[RECORDS FOR PROCESSING]:
....
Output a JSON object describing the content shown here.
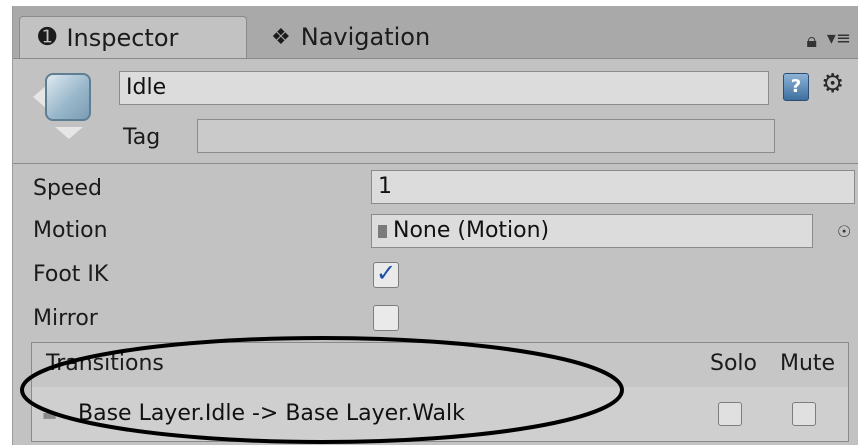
{
  "tabs": [
    {
      "icon": "info-icon",
      "label": "Inspector",
      "active": true
    },
    {
      "icon": "navigation-icon",
      "label": "Navigation",
      "active": false
    }
  ],
  "header": {
    "name_value": "Idle",
    "tag_label": "Tag",
    "tag_value": ""
  },
  "properties": {
    "speed_label": "Speed",
    "speed_value": "1",
    "motion_label": "Motion",
    "motion_value": "None (Motion)",
    "foot_ik_label": "Foot IK",
    "foot_ik_checked": true,
    "mirror_label": "Mirror",
    "mirror_checked": false
  },
  "transitions": {
    "title": "Transitions",
    "col_solo": "Solo",
    "col_mute": "Mute",
    "rows": [
      {
        "label": "Base Layer.Idle -> Base Layer.Walk",
        "solo": false,
        "mute": false
      }
    ]
  },
  "annotation": {
    "shape": "ellipse",
    "color": "#000000"
  }
}
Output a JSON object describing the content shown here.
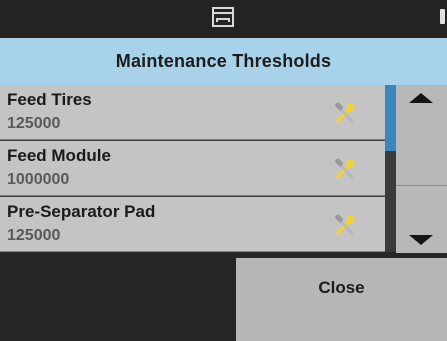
{
  "header": {
    "title": "Maintenance Thresholds"
  },
  "topbar": {
    "icons": [
      "window-icon"
    ]
  },
  "items": [
    {
      "name": "Feed Tires",
      "value": "125000",
      "icon": "wrench-hammer-icon"
    },
    {
      "name": "Feed Module",
      "value": "1000000",
      "icon": "wrench-hammer-icon"
    },
    {
      "name": "Pre-Separator Pad",
      "value": "125000",
      "icon": "wrench-hammer-icon"
    }
  ],
  "scroll": {
    "up_icon": "arrow-up-icon",
    "down_icon": "arrow-down-icon"
  },
  "footer": {
    "close_label": "Close"
  },
  "colors": {
    "header": "#a8d2ea",
    "row": "#c4c4c4",
    "accent": "#3a87c0",
    "tool_yellow": "#ffd21f",
    "background": "#262626"
  }
}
....
[EXERCISE INSTRUCTIONS]: Repeat the entries exactly and keep the pictures out of the copy.

[TASK ANSWER]:
Output a JSON object describing the content shown here.
{
  "tabs": [
    {
      "icon": "info-icon",
      "label": "Inspector",
      "active": true
    },
    {
      "icon": "navigation-icon",
      "label": "Navigation",
      "active": false
    }
  ],
  "header": {
    "name_value": "Idle",
    "tag_label": "Tag",
    "tag_value": ""
  },
  "properties": {
    "speed_label": "Speed",
    "speed_value": "1",
    "motion_label": "Motion",
    "motion_value": "None (Motion)",
    "foot_ik_label": "Foot IK",
    "foot_ik_checked": true,
    "mirror_label": "Mirror",
    "mirror_checked": false
  },
  "transitions": {
    "title": "Transitions",
    "col_solo": "Solo",
    "col_mute": "Mute",
    "rows": [
      {
        "label": "Base Layer.Idle -> Base Layer.Walk",
        "solo": false,
        "mute": false
      }
    ]
  },
  "annotation": {
    "shape": "ellipse",
    "color": "#000000"
  }
}
Output a JSON object describing the content shown here.
{
  "header": {
    "title": "Maintenance Thresholds"
  },
  "topbar": {
    "icons": [
      "window-icon"
    ]
  },
  "items": [
    {
      "name": "Feed Tires",
      "value": "125000",
      "icon": "wrench-hammer-icon"
    },
    {
      "name": "Feed Module",
      "value": "1000000",
      "icon": "wrench-hammer-icon"
    },
    {
      "name": "Pre-Separator Pad",
      "value": "125000",
      "icon": "wrench-hammer-icon"
    }
  ],
  "scroll": {
    "up_icon": "arrow-up-icon",
    "down_icon": "arrow-down-icon"
  },
  "footer": {
    "close_label": "Close"
  },
  "colors": {
    "header": "#a8d2ea",
    "row": "#c4c4c4",
    "accent": "#3a87c0",
    "tool_yellow": "#ffd21f",
    "background": "#262626"
  }
}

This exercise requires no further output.